---- STORED RECORDS
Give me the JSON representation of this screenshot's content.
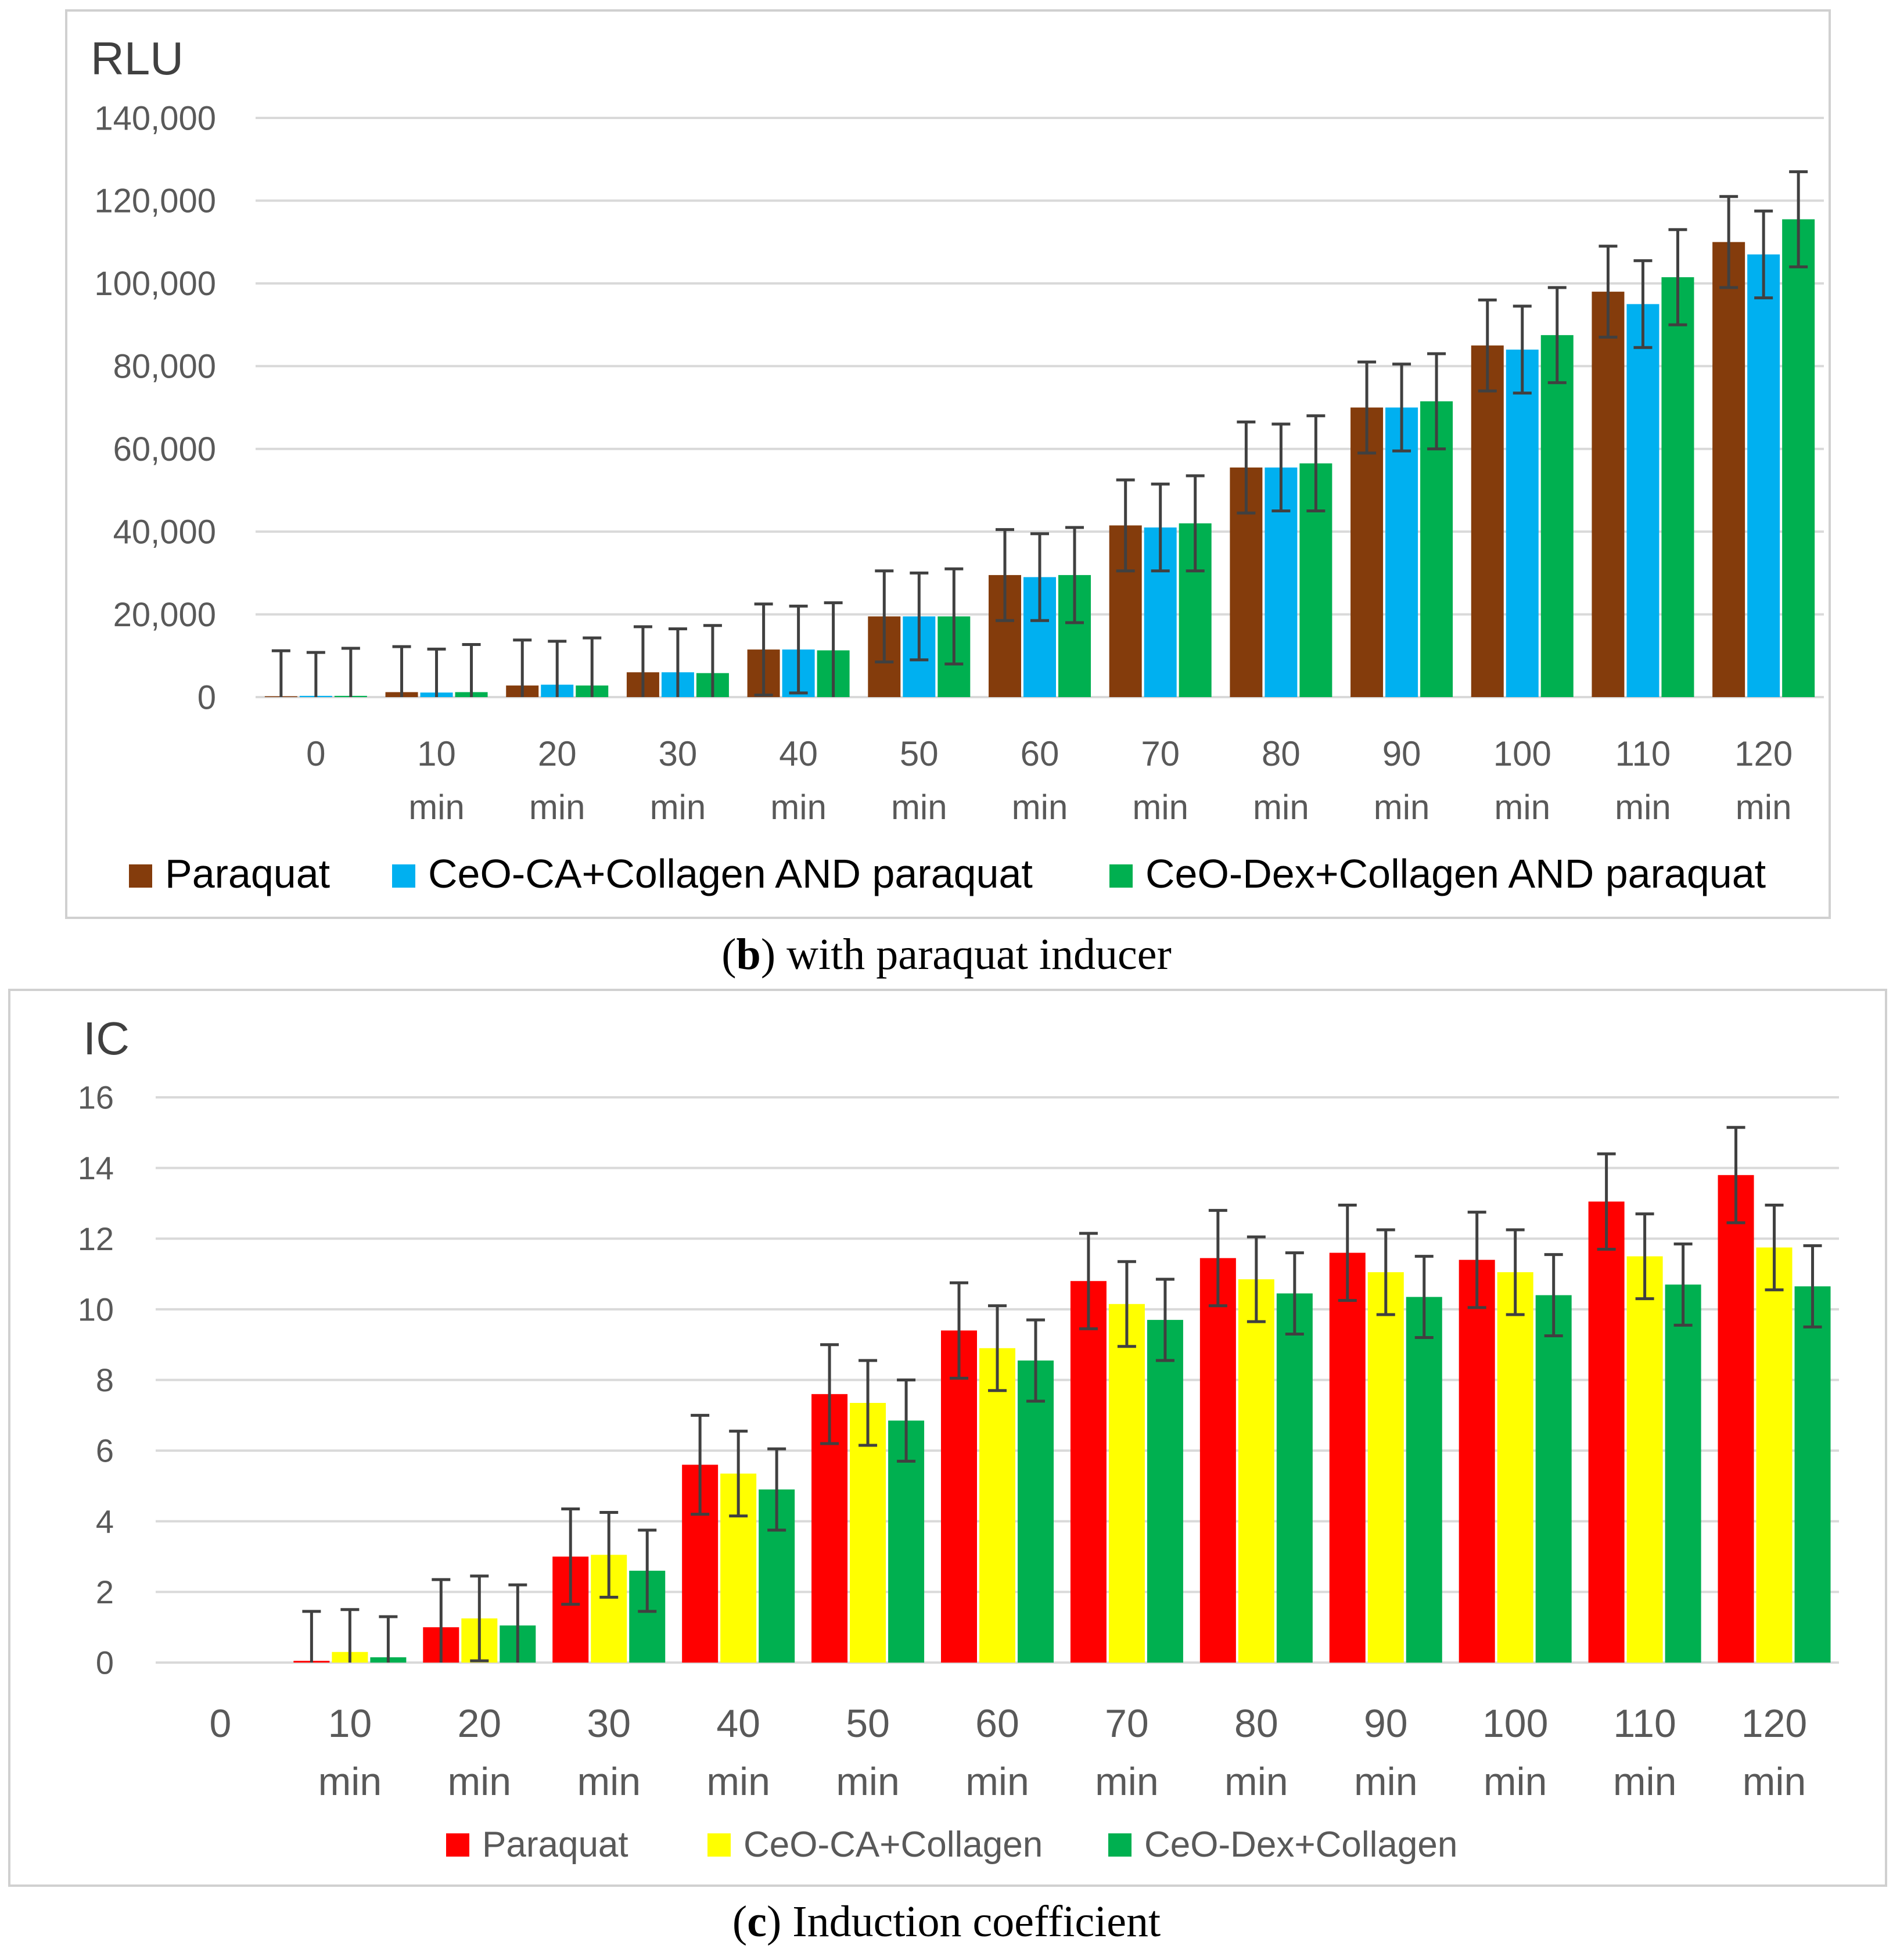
{
  "figures": [
    {
      "caption_letter": "b",
      "caption_text": ") with paraquat inducer"
    },
    {
      "caption_letter": "c",
      "caption_text": ") Induction coefficient"
    }
  ],
  "chart_data": [
    {
      "type": "bar",
      "title": "",
      "ylabel": "RLU",
      "xlabel": "",
      "ylim": [
        0,
        140000
      ],
      "yticks": [
        0,
        20000,
        40000,
        60000,
        80000,
        100000,
        120000,
        140000
      ],
      "ytick_labels": [
        "0",
        "20,000",
        "40,000",
        "60,000",
        "80,000",
        "100,000",
        "120,000",
        "140,000"
      ],
      "categories": [
        [
          "0",
          ""
        ],
        [
          "10",
          "min"
        ],
        [
          "20",
          "min"
        ],
        [
          "30",
          "min"
        ],
        [
          "40",
          "min"
        ],
        [
          "50",
          "min"
        ],
        [
          "60",
          "min"
        ],
        [
          "70",
          "min"
        ],
        [
          "80",
          "min"
        ],
        [
          "90",
          "min"
        ],
        [
          "100",
          "min"
        ],
        [
          "110",
          "min"
        ],
        [
          "120",
          "min"
        ]
      ],
      "series": [
        {
          "name": "Paraquat",
          "color": "#843C0C",
          "values": [
            200,
            1200,
            2800,
            6000,
            11500,
            19500,
            29500,
            41500,
            55500,
            70000,
            85000,
            98000,
            110000
          ],
          "errors": [
            11000,
            11000,
            11000,
            11000,
            11000,
            11000,
            11000,
            11000,
            11000,
            11000,
            11000,
            11000,
            11000
          ]
        },
        {
          "name": "CeO-CA+Collagen AND paraquat",
          "color": "#00B0F0",
          "values": [
            300,
            1100,
            3000,
            6000,
            11500,
            19500,
            29000,
            41000,
            55500,
            70000,
            84000,
            95000,
            107000
          ],
          "errors": [
            10500,
            10500,
            10500,
            10500,
            10500,
            10500,
            10500,
            10500,
            10500,
            10500,
            10500,
            10500,
            10500
          ]
        },
        {
          "name": "CeO-Dex+Collagen AND paraquat",
          "color": "#00B050",
          "values": [
            300,
            1200,
            2800,
            5800,
            11300,
            19500,
            29500,
            42000,
            56500,
            71500,
            87500,
            101500,
            115500
          ],
          "errors": [
            11500,
            11500,
            11500,
            11500,
            11500,
            11500,
            11500,
            11500,
            11500,
            11500,
            11500,
            11500,
            11500
          ]
        }
      ],
      "legend_position": "bottom",
      "grid": true
    },
    {
      "type": "bar",
      "title": "",
      "ylabel": "IC",
      "xlabel": "",
      "ylim": [
        0,
        16
      ],
      "yticks": [
        0,
        2,
        4,
        6,
        8,
        10,
        12,
        14,
        16
      ],
      "ytick_labels": [
        "0",
        "2",
        "4",
        "6",
        "8",
        "10",
        "12",
        "14",
        "16"
      ],
      "categories": [
        [
          "0",
          ""
        ],
        [
          "10",
          "min"
        ],
        [
          "20",
          "min"
        ],
        [
          "30",
          "min"
        ],
        [
          "40",
          "min"
        ],
        [
          "50",
          "min"
        ],
        [
          "60",
          "min"
        ],
        [
          "70",
          "min"
        ],
        [
          "80",
          "min"
        ],
        [
          "90",
          "min"
        ],
        [
          "100",
          "min"
        ],
        [
          "110",
          "min"
        ],
        [
          "120",
          "min"
        ]
      ],
      "series": [
        {
          "name": "Paraquat",
          "color": "#FF0000",
          "values": [
            0,
            0.05,
            1.0,
            3.0,
            5.6,
            7.6,
            9.4,
            10.8,
            11.45,
            11.6,
            11.4,
            13.05,
            13.8
          ],
          "errors": [
            0,
            1.4,
            1.35,
            1.35,
            1.4,
            1.4,
            1.35,
            1.35,
            1.35,
            1.35,
            1.35,
            1.35,
            1.35
          ]
        },
        {
          "name": "CeO-CA+Collagen",
          "color": "#FFFF00",
          "values": [
            0,
            0.3,
            1.25,
            3.05,
            5.35,
            7.35,
            8.9,
            10.15,
            10.85,
            11.05,
            11.05,
            11.5,
            11.75
          ],
          "errors": [
            0,
            1.2,
            1.2,
            1.2,
            1.2,
            1.2,
            1.2,
            1.2,
            1.2,
            1.2,
            1.2,
            1.2,
            1.2
          ]
        },
        {
          "name": "CeO-Dex+Collagen",
          "color": "#00B050",
          "values": [
            0,
            0.15,
            1.05,
            2.6,
            4.9,
            6.85,
            8.55,
            9.7,
            10.45,
            10.35,
            10.4,
            10.7,
            10.65
          ],
          "errors": [
            0,
            1.15,
            1.15,
            1.15,
            1.15,
            1.15,
            1.15,
            1.15,
            1.15,
            1.15,
            1.15,
            1.15,
            1.15
          ]
        }
      ],
      "legend_position": "bottom",
      "grid": true
    }
  ]
}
--------
DIRECTIONS: All of the lines above should be printed exactly, minus the pictures.

COMPLETE ANSWER:
Give me the JSON representation of this screenshot's content.
{
  "figures": [
    {
      "caption_letter": "b",
      "caption_text": ") with paraquat inducer"
    },
    {
      "caption_letter": "c",
      "caption_text": ") Induction coefficient"
    }
  ],
  "chart_data": [
    {
      "type": "bar",
      "title": "",
      "ylabel": "RLU",
      "xlabel": "",
      "ylim": [
        0,
        140000
      ],
      "yticks": [
        0,
        20000,
        40000,
        60000,
        80000,
        100000,
        120000,
        140000
      ],
      "ytick_labels": [
        "0",
        "20,000",
        "40,000",
        "60,000",
        "80,000",
        "100,000",
        "120,000",
        "140,000"
      ],
      "categories": [
        [
          "0",
          ""
        ],
        [
          "10",
          "min"
        ],
        [
          "20",
          "min"
        ],
        [
          "30",
          "min"
        ],
        [
          "40",
          "min"
        ],
        [
          "50",
          "min"
        ],
        [
          "60",
          "min"
        ],
        [
          "70",
          "min"
        ],
        [
          "80",
          "min"
        ],
        [
          "90",
          "min"
        ],
        [
          "100",
          "min"
        ],
        [
          "110",
          "min"
        ],
        [
          "120",
          "min"
        ]
      ],
      "series": [
        {
          "name": "Paraquat",
          "color": "#843C0C",
          "values": [
            200,
            1200,
            2800,
            6000,
            11500,
            19500,
            29500,
            41500,
            55500,
            70000,
            85000,
            98000,
            110000
          ],
          "errors": [
            11000,
            11000,
            11000,
            11000,
            11000,
            11000,
            11000,
            11000,
            11000,
            11000,
            11000,
            11000,
            11000
          ]
        },
        {
          "name": "CeO-CA+Collagen AND paraquat",
          "color": "#00B0F0",
          "values": [
            300,
            1100,
            3000,
            6000,
            11500,
            19500,
            29000,
            41000,
            55500,
            70000,
            84000,
            95000,
            107000
          ],
          "errors": [
            10500,
            10500,
            10500,
            10500,
            10500,
            10500,
            10500,
            10500,
            10500,
            10500,
            10500,
            10500,
            10500
          ]
        },
        {
          "name": "CeO-Dex+Collagen AND paraquat",
          "color": "#00B050",
          "values": [
            300,
            1200,
            2800,
            5800,
            11300,
            19500,
            29500,
            42000,
            56500,
            71500,
            87500,
            101500,
            115500
          ],
          "errors": [
            11500,
            11500,
            11500,
            11500,
            11500,
            11500,
            11500,
            11500,
            11500,
            11500,
            11500,
            11500,
            11500
          ]
        }
      ],
      "legend_position": "bottom",
      "grid": true
    },
    {
      "type": "bar",
      "title": "",
      "ylabel": "IC",
      "xlabel": "",
      "ylim": [
        0,
        16
      ],
      "yticks": [
        0,
        2,
        4,
        6,
        8,
        10,
        12,
        14,
        16
      ],
      "ytick_labels": [
        "0",
        "2",
        "4",
        "6",
        "8",
        "10",
        "12",
        "14",
        "16"
      ],
      "categories": [
        [
          "0",
          ""
        ],
        [
          "10",
          "min"
        ],
        [
          "20",
          "min"
        ],
        [
          "30",
          "min"
        ],
        [
          "40",
          "min"
        ],
        [
          "50",
          "min"
        ],
        [
          "60",
          "min"
        ],
        [
          "70",
          "min"
        ],
        [
          "80",
          "min"
        ],
        [
          "90",
          "min"
        ],
        [
          "100",
          "min"
        ],
        [
          "110",
          "min"
        ],
        [
          "120",
          "min"
        ]
      ],
      "series": [
        {
          "name": "Paraquat",
          "color": "#FF0000",
          "values": [
            0,
            0.05,
            1.0,
            3.0,
            5.6,
            7.6,
            9.4,
            10.8,
            11.45,
            11.6,
            11.4,
            13.05,
            13.8
          ],
          "errors": [
            0,
            1.4,
            1.35,
            1.35,
            1.4,
            1.4,
            1.35,
            1.35,
            1.35,
            1.35,
            1.35,
            1.35,
            1.35
          ]
        },
        {
          "name": "CeO-CA+Collagen",
          "color": "#FFFF00",
          "values": [
            0,
            0.3,
            1.25,
            3.05,
            5.35,
            7.35,
            8.9,
            10.15,
            10.85,
            11.05,
            11.05,
            11.5,
            11.75
          ],
          "errors": [
            0,
            1.2,
            1.2,
            1.2,
            1.2,
            1.2,
            1.2,
            1.2,
            1.2,
            1.2,
            1.2,
            1.2,
            1.2
          ]
        },
        {
          "name": "CeO-Dex+Collagen",
          "color": "#00B050",
          "values": [
            0,
            0.15,
            1.05,
            2.6,
            4.9,
            6.85,
            8.55,
            9.7,
            10.45,
            10.35,
            10.4,
            10.7,
            10.65
          ],
          "errors": [
            0,
            1.15,
            1.15,
            1.15,
            1.15,
            1.15,
            1.15,
            1.15,
            1.15,
            1.15,
            1.15,
            1.15,
            1.15
          ]
        }
      ],
      "legend_position": "bottom",
      "grid": true
    }
  ]
}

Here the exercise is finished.